**WHAT YOU WILL DO:** Collect each line holding the string "ylabel".
===== THE INPUT
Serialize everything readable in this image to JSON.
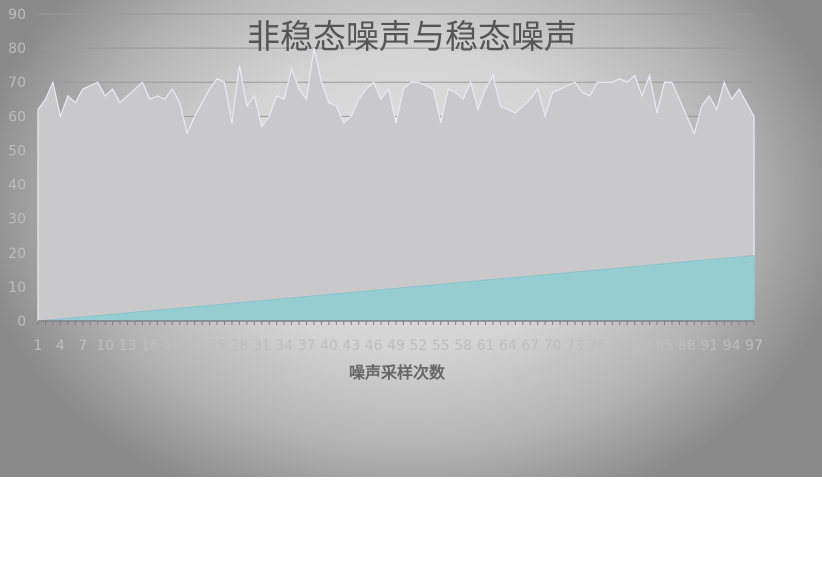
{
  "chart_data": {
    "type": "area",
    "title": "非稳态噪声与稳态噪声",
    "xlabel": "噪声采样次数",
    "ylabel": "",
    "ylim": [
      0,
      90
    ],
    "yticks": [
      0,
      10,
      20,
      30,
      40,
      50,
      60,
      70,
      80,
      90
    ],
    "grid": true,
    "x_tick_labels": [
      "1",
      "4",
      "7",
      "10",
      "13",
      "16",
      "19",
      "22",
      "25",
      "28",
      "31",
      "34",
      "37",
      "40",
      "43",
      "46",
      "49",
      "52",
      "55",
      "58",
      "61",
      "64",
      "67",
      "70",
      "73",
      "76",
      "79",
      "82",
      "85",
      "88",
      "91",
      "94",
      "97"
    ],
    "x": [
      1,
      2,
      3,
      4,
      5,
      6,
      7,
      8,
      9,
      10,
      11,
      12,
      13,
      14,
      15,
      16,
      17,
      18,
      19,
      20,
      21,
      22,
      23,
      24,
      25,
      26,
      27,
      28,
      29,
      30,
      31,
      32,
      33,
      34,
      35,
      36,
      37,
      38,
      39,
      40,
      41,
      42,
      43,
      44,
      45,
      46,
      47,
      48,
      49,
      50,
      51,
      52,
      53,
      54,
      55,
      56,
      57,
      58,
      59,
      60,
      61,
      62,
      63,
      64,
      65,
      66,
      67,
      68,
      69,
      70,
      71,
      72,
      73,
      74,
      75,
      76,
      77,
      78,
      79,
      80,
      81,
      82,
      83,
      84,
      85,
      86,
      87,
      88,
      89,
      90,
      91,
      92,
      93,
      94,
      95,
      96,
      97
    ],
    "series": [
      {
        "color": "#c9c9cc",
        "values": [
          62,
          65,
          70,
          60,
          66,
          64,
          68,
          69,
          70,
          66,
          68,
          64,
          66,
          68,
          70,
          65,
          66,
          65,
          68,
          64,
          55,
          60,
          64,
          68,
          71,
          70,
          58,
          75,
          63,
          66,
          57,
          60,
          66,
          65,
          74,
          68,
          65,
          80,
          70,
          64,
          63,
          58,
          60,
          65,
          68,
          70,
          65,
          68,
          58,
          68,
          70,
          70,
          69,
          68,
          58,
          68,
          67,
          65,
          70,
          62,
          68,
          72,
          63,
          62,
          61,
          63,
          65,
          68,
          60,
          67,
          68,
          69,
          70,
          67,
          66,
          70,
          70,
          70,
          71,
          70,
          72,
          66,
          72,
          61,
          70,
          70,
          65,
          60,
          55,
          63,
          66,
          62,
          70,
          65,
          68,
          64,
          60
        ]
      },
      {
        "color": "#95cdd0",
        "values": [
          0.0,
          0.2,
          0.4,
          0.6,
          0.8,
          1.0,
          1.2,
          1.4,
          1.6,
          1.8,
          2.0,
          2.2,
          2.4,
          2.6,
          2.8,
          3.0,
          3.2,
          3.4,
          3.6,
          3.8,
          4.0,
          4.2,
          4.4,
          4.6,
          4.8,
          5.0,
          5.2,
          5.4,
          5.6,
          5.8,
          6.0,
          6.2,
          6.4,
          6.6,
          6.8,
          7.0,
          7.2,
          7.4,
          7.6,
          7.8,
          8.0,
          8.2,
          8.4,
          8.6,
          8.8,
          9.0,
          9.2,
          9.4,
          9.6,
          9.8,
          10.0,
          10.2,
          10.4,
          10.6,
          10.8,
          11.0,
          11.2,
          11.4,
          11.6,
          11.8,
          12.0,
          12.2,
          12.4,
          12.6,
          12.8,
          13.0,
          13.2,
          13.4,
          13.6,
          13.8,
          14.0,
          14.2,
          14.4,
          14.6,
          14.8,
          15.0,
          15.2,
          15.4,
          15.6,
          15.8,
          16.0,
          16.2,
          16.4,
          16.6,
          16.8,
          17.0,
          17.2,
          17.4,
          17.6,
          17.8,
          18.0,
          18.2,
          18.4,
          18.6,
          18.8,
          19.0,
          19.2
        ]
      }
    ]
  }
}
==========
===== THE INPUT
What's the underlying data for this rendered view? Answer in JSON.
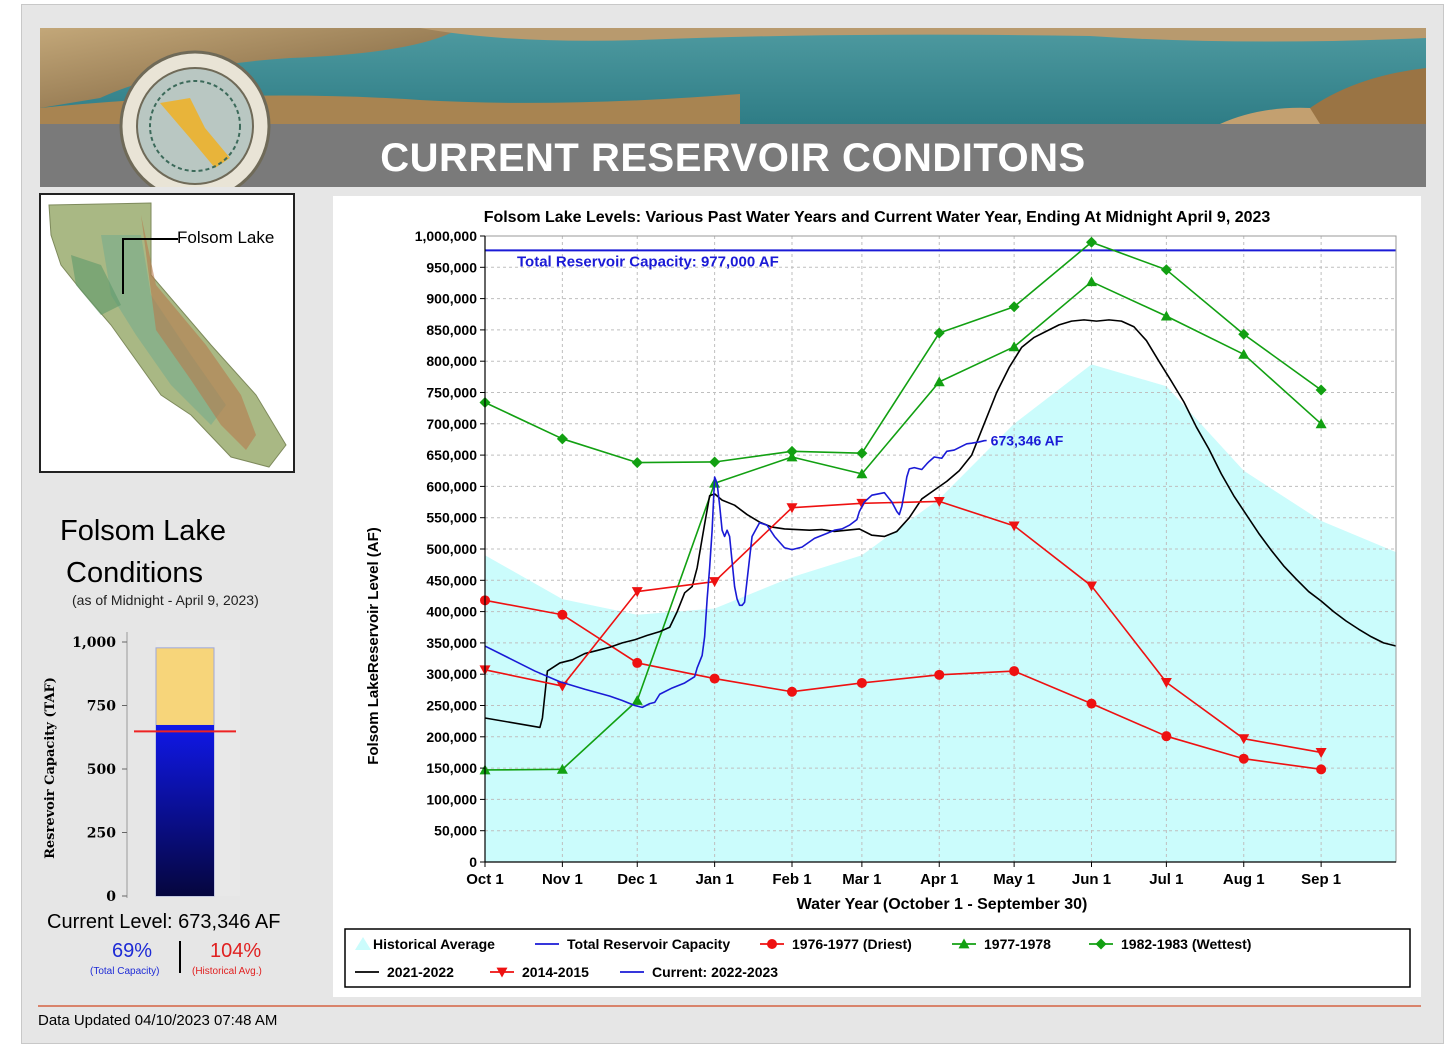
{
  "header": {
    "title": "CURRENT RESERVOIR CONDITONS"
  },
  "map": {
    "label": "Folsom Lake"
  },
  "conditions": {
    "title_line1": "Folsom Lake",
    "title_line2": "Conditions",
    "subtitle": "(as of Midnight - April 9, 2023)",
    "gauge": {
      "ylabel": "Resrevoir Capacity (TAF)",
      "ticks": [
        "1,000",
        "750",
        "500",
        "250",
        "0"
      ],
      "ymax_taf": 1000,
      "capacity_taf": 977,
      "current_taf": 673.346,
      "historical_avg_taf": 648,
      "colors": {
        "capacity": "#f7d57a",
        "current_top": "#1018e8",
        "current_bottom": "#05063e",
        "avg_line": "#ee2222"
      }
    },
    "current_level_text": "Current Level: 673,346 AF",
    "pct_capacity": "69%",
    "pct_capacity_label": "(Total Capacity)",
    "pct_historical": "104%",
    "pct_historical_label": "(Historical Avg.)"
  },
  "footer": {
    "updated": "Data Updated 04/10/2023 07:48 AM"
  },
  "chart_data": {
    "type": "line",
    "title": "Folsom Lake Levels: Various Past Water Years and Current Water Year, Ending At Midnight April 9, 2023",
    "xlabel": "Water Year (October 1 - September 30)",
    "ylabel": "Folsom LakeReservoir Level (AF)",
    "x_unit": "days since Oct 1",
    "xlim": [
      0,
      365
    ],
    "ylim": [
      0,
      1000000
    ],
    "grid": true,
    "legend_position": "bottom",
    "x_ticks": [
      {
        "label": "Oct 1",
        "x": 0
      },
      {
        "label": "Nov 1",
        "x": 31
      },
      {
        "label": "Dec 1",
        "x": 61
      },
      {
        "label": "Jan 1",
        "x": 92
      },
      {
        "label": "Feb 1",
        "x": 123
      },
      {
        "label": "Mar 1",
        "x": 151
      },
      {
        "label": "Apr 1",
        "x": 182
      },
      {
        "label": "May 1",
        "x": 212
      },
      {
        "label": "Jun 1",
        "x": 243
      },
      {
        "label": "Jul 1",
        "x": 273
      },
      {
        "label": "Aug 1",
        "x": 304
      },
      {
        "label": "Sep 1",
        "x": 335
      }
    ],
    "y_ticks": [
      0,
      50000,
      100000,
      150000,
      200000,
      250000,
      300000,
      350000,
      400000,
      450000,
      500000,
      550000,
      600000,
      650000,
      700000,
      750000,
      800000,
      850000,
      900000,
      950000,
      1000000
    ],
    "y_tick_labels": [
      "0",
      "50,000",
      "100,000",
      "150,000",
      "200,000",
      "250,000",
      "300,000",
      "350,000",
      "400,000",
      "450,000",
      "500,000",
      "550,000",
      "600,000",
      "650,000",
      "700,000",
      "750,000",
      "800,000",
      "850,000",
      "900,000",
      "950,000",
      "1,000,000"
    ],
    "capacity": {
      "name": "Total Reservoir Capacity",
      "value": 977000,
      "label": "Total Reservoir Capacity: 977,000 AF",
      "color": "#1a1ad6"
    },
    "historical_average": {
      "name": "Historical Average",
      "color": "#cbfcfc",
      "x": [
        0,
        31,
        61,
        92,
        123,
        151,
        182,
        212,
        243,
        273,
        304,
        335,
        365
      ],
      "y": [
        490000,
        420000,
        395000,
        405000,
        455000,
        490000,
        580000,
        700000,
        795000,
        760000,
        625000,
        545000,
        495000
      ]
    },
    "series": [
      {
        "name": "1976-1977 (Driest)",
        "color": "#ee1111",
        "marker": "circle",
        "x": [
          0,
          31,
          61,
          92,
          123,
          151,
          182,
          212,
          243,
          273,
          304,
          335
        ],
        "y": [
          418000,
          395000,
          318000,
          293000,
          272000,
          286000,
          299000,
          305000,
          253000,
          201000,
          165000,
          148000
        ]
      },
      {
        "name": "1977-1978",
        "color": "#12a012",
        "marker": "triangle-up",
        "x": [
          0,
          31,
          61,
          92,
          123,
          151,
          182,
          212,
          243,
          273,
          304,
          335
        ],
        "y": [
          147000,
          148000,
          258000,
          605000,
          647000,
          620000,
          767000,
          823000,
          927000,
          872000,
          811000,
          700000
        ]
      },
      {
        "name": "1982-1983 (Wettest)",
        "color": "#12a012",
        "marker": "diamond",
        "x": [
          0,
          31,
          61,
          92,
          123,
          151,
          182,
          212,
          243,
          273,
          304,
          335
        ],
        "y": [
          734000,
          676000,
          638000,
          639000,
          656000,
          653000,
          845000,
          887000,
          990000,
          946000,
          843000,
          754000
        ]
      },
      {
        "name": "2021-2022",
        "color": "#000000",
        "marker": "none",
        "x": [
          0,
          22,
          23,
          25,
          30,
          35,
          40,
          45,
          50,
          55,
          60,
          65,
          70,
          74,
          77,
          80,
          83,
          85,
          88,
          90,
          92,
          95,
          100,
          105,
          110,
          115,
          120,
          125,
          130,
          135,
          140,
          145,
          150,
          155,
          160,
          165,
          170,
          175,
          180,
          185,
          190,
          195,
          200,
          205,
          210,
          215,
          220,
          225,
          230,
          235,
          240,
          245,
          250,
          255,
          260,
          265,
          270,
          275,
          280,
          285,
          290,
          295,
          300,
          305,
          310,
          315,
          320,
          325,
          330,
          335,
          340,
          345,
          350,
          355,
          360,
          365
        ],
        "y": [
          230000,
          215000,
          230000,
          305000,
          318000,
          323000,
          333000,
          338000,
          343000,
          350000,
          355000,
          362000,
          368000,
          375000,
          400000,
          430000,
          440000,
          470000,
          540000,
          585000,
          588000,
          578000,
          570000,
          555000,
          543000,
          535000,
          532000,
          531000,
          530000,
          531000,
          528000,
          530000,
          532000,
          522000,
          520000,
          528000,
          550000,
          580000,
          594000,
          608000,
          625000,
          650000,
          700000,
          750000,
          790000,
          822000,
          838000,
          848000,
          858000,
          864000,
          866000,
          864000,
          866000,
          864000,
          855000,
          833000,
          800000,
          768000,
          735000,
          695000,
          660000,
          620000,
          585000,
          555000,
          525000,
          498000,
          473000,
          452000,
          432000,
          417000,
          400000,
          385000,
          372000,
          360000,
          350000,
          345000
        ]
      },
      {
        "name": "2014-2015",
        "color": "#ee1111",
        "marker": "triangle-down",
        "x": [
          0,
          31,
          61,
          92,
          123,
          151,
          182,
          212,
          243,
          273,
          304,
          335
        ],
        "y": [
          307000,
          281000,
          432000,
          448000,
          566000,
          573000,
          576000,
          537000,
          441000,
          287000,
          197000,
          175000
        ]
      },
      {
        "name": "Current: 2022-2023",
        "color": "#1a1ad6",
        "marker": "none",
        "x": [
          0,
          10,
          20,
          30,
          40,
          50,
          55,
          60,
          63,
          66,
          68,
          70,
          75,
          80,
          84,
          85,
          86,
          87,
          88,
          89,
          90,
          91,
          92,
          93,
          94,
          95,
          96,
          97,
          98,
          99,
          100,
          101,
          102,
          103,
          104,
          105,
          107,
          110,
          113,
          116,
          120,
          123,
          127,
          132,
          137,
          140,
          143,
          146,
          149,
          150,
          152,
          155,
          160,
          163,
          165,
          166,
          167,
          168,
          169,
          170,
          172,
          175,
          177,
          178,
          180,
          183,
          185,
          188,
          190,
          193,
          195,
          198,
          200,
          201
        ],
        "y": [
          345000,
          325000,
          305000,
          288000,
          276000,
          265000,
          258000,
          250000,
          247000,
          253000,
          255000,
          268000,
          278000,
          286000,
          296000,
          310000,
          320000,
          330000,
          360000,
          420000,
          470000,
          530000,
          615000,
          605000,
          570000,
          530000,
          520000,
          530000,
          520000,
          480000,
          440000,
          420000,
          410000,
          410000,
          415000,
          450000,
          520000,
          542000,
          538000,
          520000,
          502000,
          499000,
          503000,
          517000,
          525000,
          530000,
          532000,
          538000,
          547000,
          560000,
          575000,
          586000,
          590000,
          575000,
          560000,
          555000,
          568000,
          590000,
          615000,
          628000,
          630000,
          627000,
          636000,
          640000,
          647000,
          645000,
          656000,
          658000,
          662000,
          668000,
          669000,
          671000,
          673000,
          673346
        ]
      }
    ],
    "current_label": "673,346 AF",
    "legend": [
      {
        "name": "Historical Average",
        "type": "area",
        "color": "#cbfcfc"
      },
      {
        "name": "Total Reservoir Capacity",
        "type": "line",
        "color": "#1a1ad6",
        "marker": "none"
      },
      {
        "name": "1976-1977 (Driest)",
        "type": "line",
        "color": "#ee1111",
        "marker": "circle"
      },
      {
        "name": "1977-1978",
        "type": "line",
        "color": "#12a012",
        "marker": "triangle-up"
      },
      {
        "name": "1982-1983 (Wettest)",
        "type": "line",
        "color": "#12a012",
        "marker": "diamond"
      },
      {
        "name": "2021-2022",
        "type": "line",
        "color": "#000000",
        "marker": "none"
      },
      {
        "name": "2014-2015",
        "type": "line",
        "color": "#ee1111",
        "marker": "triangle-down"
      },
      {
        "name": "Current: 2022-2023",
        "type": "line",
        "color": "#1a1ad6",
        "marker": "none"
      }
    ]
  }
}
==========
**RESULT:**
    "ylabel": "",
      "ylabel": "Resrevoir Capacity (TAF)",
    "ylabel": "Folsom LakeReservoir Level (AF)",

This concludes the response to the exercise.